Metrology: Quick and dirty Tevet style

By Rachel Robinson
WaferNews Associate Editor

In the expensive and complicated world of integrated metrology, a different approach could get customers interested in a concept that may work better – while also being cheaper, simpler, and less intimidating.

Tevet Process Control Technologies, Yoknea’m, Israel, is one company trying to provide just such a metrology solution.

After making headlines recently for hiring a new president, Yuval Wasserman, and for raising an undisclosed amount of money in series B financing, Tevet is shifting its status from R&D and product development to market entrance and (soon) growth.

Tevet is hoping to provide “quick and dirty” metrology to end user IC companies and to OEM equipment manufacturers.

Its concept, according to Wasserman, is simple, “Tevet took a fresh look into the need [for integrated metrology] – using a clean slate.”

In a nutshell, the company’s approach relies on broadband relfectometry and using a large spot size.

“If you look at a lot of tools, you have a small spot size to measure thickness,” Wasserman told WaferNews. “Tevet has a large spot size – almost the whole chip.”

He said that the wafer is placed under a measurement head and all the measurements can be done at once. “Because it’s a large spot size, there is no need for pattern recognition, auto-focus, or vision in the system, which therefore reduces costs and increases reliability.”

The Tevet system has multiple sensors; if one wants to measure five points, the system will have five sensors. If one wants to measure nine points, it’ll have nine sensors.

According to Wasserman, measurement is done in three seconds for the whole wafer, allowing it to measure a rotating wafer. Measurement can be done on spin-on dielectric or spinning resist, he added.

Wasserman said that Tevet’s tool could handle transparent films such as CVD depositition or spun-on dielectrics, low-k dielectrics, and photoresist. The system can handle stacks too, he added. It can measure a thickness range of 1,500 to 50,000 angstroms.

“The uniqueness of Tevet’s technology is the fact that by using a large spot size we collect information that allows us to measure the plurality of thickness in the measured area,” Wasserman said. “It means that we don’t have to carefully position a small spot on a chosen area to measure one film thickness and also, it relieves us from the need to utilize vision, pattern recognition, accurate positioning stage, and auto focusing systems thus reducing cost and increasing reliability.”

EXCERPTED DATA =>
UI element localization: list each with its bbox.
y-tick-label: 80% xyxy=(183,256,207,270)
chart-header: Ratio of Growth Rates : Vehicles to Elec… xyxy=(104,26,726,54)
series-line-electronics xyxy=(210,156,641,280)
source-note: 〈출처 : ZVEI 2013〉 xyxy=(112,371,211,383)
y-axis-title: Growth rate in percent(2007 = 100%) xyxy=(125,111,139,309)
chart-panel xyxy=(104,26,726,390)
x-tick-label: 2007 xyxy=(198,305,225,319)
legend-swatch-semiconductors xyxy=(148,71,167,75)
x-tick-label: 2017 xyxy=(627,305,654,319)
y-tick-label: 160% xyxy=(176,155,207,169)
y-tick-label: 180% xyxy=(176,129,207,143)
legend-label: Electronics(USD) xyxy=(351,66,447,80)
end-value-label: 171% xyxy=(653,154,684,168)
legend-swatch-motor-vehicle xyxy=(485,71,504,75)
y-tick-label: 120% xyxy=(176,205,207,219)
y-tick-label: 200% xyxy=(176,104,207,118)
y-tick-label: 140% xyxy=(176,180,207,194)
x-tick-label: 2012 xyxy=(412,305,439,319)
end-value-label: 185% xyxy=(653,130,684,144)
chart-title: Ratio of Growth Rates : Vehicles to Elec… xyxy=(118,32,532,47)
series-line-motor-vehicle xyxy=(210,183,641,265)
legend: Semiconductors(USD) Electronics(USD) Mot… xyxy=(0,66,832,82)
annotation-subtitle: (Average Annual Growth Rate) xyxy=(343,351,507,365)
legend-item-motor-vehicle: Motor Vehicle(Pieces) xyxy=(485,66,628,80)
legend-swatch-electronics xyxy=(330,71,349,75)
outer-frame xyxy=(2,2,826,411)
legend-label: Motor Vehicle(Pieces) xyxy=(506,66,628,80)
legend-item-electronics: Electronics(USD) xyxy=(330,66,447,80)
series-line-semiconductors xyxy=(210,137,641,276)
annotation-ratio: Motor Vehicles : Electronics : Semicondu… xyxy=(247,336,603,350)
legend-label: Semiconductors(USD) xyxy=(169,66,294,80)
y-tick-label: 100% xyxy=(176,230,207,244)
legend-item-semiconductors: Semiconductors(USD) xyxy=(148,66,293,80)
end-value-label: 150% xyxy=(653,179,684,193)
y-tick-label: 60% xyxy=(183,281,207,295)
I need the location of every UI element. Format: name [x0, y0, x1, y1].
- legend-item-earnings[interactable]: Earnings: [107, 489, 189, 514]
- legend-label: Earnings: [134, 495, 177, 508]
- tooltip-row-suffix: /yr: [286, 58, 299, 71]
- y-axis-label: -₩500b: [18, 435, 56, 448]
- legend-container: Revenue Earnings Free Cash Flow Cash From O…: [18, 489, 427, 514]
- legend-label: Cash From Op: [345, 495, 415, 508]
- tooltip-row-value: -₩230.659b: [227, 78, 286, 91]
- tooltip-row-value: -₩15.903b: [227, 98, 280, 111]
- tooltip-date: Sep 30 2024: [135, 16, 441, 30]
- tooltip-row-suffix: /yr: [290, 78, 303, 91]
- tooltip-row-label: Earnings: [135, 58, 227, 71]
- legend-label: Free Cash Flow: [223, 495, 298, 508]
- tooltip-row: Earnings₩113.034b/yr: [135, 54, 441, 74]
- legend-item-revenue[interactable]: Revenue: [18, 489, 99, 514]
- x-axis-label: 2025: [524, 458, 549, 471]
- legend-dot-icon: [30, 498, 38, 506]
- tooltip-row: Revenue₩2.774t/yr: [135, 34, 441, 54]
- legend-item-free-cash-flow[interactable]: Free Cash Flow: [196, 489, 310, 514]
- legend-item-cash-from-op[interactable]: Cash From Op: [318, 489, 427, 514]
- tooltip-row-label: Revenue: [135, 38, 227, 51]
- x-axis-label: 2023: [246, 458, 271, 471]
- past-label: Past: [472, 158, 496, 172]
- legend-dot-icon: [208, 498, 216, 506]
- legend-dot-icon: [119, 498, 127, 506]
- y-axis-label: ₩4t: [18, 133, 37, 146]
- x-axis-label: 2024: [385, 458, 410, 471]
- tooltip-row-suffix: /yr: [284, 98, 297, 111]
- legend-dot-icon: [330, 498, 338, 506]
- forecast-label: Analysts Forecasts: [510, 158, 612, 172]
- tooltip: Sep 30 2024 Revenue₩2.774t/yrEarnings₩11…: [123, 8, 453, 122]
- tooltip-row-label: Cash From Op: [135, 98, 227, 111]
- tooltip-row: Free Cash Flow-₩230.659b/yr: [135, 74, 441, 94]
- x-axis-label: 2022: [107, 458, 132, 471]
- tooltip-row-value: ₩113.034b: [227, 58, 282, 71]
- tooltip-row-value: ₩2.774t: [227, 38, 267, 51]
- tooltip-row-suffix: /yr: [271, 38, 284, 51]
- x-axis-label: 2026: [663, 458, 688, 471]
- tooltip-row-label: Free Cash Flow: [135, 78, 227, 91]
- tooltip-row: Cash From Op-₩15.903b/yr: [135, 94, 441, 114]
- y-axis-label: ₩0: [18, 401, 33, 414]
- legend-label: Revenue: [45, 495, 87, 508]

EXERCISE SET =>
**A.** In the Tevet metrology article, what thickness range can the system measure?
**B.** Continue the article on Tevet's metrology approach from its last paragraph.

ACTIVITY ANSWERS =>
**A.** 1,500 to 50,000 angstroms.

**B.**
Wasserman said that Tevet’s competitive edge is that its metrology tool can sit on top of a platform and remotely tally non-invasively and perform measurement without mechanical changes to the platform itself.

He said this is possible by utilizing a window above a wafer handling mechanism and by placing the measurement tool on top of it. “In two beta sites,” Wasserman explained, “we performed beta tests in a fab area where Tevet’s metrology tool was put onto a CVD cluster tool and did the test non-invasively.”

He went on to say that Tevet also tested on another CVD cluster tool where the metrology unit was placed above a cooling station.

Wasserman joined Tevet, which is the Hebrew equivalent for January, from Boxer Cross Inc., where he was senior VP of sales and marketing. He comes into his new role with set goals. Wasserman said that the company is going to add resources to support an initial phase of sales and marketing and then shorten the distance between the company’s development center in Israel and its worldwide customers.

“I envision running the company with two heads, or two legs – R&D in Israel, taking advantage of government incentives and local talent in metrology, while the business [aspects] like sales and marketing will be in the [San Francisco] Bay area, making sure that we address market needs.”